--- Excerpted data ---
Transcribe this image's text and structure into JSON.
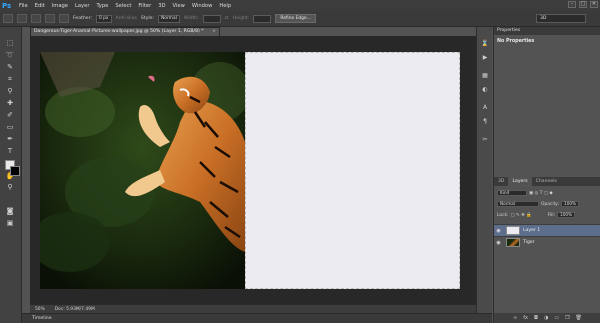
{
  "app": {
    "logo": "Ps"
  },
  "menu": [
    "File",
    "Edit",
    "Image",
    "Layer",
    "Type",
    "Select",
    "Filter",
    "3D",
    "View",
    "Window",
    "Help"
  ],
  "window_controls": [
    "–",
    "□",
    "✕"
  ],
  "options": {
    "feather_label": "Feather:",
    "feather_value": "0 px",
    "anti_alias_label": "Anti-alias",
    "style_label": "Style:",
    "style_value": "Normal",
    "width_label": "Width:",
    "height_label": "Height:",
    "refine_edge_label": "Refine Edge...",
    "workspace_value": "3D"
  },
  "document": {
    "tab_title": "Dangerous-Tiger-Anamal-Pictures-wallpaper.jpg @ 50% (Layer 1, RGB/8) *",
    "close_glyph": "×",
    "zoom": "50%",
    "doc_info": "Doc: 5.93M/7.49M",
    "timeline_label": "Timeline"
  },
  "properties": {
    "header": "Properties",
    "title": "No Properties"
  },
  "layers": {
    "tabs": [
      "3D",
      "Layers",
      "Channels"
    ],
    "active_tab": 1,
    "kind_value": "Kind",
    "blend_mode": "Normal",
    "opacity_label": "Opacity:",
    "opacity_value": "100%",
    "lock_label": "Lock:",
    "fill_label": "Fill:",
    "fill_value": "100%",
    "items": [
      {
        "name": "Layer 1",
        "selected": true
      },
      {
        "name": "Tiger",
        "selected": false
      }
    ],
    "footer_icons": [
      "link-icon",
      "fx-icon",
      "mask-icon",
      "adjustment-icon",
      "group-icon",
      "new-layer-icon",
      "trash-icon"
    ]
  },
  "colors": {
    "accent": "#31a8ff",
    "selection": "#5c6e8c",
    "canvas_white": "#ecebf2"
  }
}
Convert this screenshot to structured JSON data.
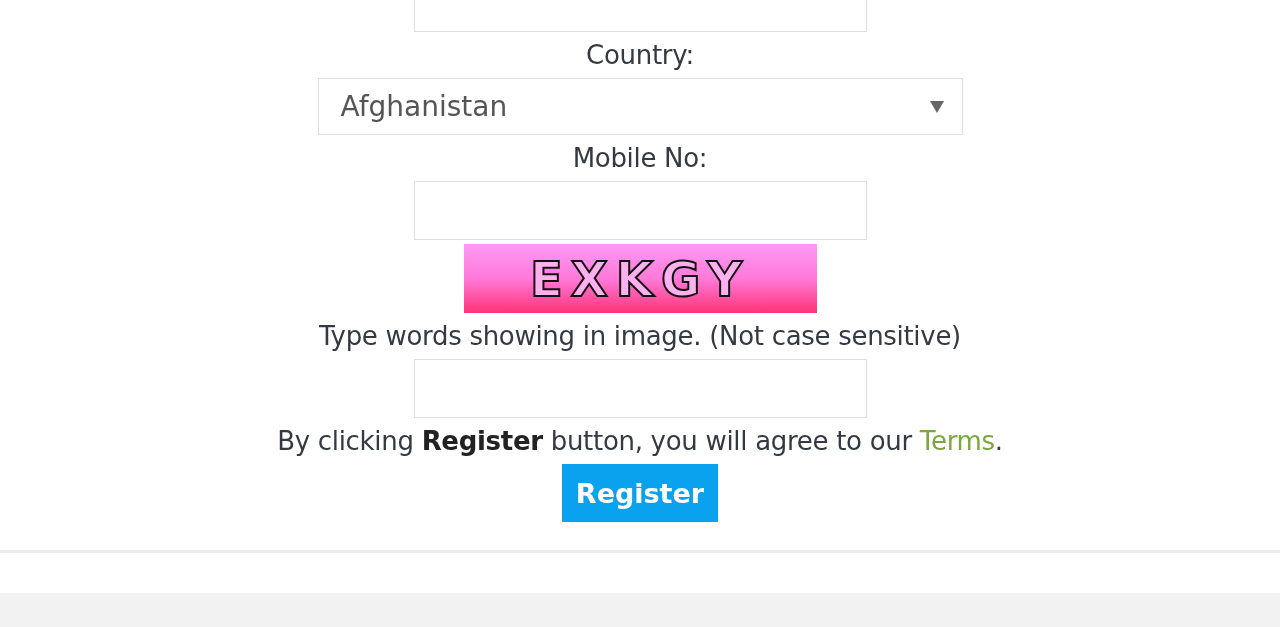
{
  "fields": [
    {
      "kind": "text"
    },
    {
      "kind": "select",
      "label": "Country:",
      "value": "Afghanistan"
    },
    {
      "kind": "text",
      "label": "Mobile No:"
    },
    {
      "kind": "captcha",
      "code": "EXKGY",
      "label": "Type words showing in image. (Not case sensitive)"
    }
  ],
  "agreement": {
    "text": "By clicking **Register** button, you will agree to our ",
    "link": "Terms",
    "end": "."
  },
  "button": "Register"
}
---
Direction:
Pictures appear in the records above. Output everything except them, exactly.

Answer to the exercise:
Transcribe this image's text and structure into JSON.
{
  "app": {
    "logo": "Ps"
  },
  "menu": [
    "File",
    "Edit",
    "Image",
    "Layer",
    "Type",
    "Select",
    "Filter",
    "3D",
    "View",
    "Window",
    "Help"
  ],
  "window_controls": [
    "–",
    "□",
    "✕"
  ],
  "options": {
    "feather_label": "Feather:",
    "feather_value": "0 px",
    "anti_alias_label": "Anti-alias",
    "style_label": "Style:",
    "style_value": "Normal",
    "width_label": "Width:",
    "height_label": "Height:",
    "refine_edge_label": "Refine Edge...",
    "workspace_value": "3D"
  },
  "document": {
    "tab_title": "Dangerous-Tiger-Anamal-Pictures-wallpaper.jpg @ 50% (Layer 1, RGB/8) *",
    "close_glyph": "×",
    "zoom": "50%",
    "doc_info": "Doc: 5.93M/7.49M",
    "timeline_label": "Timeline"
  },
  "properties": {
    "header": "Properties",
    "title": "No Properties"
  },
  "layers": {
    "tabs": [
      "3D",
      "Layers",
      "Channels"
    ],
    "active_tab": 1,
    "kind_value": "Kind",
    "blend_mode": "Normal",
    "opacity_label": "Opacity:",
    "opacity_value": "100%",
    "lock_label": "Lock:",
    "fill_label": "Fill:",
    "fill_value": "100%",
    "items": [
      {
        "name": "Layer 1",
        "selected": true
      },
      {
        "name": "Tiger",
        "selected": false
      }
    ],
    "footer_icons": [
      "link-icon",
      "fx-icon",
      "mask-icon",
      "adjustment-icon",
      "group-icon",
      "new-layer-icon",
      "trash-icon"
    ]
  },
  "colors": {
    "accent": "#31a8ff",
    "selection": "#5c6e8c",
    "canvas_white": "#ecebf2"
  }
}
Convert this screenshot to structured JSON data.
{
  "fields": [
    {
      "kind": "text"
    },
    {
      "kind": "select",
      "label": "Country:",
      "value": "Afghanistan"
    },
    {
      "kind": "text",
      "label": "Mobile No:"
    },
    {
      "kind": "captcha",
      "code": "EXKGY",
      "label": "Type words showing in image. (Not case sensitive)"
    }
  ],
  "agreement": {
    "text": "By clicking **Register** button, you will agree to our ",
    "link": "Terms",
    "end": "."
  },
  "button": "Register"
}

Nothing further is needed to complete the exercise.